▸ **Exercise description**: Return the rows verbatim from the very first line down to and including the line that contains "- Text: PIN(2): PIN(2): [258, 138, 284, 147]".
#### Given data ####
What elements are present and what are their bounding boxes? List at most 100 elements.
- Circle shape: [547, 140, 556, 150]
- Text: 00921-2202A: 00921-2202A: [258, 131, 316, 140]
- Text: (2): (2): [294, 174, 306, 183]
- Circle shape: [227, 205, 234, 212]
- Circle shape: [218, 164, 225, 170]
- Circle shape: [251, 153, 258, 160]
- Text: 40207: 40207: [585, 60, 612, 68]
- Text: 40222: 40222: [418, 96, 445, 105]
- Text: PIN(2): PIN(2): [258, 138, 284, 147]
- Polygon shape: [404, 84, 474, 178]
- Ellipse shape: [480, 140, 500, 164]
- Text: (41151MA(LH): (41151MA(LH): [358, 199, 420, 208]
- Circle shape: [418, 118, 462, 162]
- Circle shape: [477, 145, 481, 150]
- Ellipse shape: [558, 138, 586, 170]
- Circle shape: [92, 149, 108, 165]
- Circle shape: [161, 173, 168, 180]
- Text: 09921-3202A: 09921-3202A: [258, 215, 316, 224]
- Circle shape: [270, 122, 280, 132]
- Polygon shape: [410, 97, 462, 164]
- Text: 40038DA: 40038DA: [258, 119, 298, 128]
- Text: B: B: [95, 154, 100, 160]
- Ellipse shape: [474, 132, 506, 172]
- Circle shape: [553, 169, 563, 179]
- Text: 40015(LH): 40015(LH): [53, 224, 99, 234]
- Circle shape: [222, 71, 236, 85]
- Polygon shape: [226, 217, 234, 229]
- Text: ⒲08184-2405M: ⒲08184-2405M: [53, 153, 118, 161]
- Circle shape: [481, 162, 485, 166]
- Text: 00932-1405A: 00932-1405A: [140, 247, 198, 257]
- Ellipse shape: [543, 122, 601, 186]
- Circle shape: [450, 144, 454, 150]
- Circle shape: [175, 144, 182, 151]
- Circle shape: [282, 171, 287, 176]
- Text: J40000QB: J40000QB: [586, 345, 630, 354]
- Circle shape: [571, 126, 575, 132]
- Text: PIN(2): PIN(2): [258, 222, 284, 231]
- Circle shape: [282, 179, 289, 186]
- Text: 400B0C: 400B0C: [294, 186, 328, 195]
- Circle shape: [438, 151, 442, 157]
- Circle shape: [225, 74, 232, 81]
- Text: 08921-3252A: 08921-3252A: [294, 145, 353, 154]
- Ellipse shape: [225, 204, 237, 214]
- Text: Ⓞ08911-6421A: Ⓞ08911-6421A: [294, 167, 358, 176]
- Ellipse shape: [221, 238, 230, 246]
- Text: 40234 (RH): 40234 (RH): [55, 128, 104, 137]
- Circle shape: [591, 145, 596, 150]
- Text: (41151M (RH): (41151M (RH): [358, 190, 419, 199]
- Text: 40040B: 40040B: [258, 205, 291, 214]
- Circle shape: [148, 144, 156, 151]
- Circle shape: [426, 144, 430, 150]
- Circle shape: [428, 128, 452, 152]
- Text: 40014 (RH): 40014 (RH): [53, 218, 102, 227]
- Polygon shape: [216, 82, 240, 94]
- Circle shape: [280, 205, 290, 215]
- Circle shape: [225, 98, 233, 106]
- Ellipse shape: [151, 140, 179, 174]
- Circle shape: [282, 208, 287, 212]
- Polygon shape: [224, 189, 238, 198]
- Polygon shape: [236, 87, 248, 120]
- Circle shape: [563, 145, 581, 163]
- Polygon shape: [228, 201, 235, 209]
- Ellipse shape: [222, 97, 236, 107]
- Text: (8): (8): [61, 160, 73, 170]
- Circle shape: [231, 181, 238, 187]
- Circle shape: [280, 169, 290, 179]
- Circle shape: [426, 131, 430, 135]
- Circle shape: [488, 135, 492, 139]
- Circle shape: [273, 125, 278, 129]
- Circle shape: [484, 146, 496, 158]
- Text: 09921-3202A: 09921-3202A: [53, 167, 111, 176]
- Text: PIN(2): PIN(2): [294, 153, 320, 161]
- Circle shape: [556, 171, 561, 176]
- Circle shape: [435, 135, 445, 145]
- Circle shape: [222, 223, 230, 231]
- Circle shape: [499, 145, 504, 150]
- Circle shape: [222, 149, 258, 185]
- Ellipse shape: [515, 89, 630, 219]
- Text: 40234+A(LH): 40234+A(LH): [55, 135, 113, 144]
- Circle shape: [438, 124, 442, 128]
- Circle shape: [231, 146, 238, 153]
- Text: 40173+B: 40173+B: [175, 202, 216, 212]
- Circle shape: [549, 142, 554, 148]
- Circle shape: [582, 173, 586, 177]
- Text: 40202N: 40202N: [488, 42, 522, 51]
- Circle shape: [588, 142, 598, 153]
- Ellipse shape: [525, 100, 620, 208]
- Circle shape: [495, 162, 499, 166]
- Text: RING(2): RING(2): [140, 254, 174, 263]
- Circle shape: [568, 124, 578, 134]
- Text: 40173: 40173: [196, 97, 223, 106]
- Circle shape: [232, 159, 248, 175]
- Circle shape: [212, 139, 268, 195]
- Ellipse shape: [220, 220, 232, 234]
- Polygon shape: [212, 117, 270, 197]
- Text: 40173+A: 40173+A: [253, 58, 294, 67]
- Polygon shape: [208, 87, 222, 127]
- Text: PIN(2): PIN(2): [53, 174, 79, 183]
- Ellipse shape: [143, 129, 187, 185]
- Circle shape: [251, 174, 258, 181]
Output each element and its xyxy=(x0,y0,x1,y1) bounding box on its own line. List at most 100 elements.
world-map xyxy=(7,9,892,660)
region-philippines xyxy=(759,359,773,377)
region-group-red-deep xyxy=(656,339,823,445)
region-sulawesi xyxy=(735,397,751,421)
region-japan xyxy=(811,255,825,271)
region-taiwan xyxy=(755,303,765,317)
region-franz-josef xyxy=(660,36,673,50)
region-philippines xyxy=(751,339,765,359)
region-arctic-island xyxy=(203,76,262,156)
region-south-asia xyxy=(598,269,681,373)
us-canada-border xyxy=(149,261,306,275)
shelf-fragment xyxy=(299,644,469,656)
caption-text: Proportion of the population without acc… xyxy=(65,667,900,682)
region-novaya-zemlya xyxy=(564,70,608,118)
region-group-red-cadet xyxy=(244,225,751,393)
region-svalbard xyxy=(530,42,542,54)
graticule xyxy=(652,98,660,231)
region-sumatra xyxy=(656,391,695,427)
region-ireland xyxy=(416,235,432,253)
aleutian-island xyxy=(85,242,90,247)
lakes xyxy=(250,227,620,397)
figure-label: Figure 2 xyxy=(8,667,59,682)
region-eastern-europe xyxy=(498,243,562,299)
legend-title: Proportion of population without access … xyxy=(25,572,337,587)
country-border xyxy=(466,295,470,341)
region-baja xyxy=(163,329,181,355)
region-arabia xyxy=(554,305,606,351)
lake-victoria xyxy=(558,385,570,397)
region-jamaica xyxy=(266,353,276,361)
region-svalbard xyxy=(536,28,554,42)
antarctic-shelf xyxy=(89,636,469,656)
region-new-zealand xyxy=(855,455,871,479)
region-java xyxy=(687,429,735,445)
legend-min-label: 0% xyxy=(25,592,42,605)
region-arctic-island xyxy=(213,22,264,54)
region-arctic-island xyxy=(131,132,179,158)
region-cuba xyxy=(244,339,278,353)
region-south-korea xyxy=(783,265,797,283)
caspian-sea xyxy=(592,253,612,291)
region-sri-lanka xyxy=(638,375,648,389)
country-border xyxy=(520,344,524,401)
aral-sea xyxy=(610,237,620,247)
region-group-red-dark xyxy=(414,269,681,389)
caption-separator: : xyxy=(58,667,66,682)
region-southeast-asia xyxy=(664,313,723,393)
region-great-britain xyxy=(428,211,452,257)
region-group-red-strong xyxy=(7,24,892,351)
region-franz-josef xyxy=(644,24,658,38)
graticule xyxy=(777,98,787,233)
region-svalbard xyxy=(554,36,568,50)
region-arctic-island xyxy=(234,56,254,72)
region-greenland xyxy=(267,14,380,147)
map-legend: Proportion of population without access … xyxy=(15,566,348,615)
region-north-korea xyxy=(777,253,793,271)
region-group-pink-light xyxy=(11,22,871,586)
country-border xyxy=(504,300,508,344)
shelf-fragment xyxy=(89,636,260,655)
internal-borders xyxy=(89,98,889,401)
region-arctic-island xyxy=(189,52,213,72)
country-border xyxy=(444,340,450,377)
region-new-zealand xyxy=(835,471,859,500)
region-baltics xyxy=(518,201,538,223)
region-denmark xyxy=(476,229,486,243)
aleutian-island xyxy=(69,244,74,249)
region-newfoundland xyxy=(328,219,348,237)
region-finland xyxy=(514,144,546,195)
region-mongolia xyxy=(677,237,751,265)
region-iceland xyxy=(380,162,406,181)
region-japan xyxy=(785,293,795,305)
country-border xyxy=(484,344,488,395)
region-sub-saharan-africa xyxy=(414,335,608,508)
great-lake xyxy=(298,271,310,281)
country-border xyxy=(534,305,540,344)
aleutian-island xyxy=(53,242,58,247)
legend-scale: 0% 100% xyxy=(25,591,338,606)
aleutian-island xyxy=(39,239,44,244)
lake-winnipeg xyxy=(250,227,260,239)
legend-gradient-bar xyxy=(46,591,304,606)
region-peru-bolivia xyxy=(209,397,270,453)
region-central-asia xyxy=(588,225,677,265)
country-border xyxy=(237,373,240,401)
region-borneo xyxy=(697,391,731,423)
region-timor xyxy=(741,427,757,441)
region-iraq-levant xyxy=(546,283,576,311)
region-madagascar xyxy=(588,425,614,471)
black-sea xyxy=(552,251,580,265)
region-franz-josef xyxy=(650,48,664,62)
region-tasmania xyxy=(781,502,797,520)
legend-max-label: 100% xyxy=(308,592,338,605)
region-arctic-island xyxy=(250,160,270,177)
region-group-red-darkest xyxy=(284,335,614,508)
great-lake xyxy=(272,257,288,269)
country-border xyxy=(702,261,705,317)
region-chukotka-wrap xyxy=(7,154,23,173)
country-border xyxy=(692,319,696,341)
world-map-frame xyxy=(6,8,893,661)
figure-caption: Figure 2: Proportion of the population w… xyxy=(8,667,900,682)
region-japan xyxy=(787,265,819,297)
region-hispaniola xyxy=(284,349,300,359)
####
▸ **Output**:
What elements are present and what are their bounding boxes? List at most 100 elements.
- Circle shape: [547, 140, 556, 150]
- Text: 00921-2202A: 00921-2202A: [258, 131, 316, 140]
- Text: (2): (2): [294, 174, 306, 183]
- Circle shape: [227, 205, 234, 212]
- Circle shape: [218, 164, 225, 170]
- Circle shape: [251, 153, 258, 160]
- Text: 40207: 40207: [585, 60, 612, 68]
- Text: 40222: 40222: [418, 96, 445, 105]
- Text: PIN(2): PIN(2): [258, 138, 284, 147]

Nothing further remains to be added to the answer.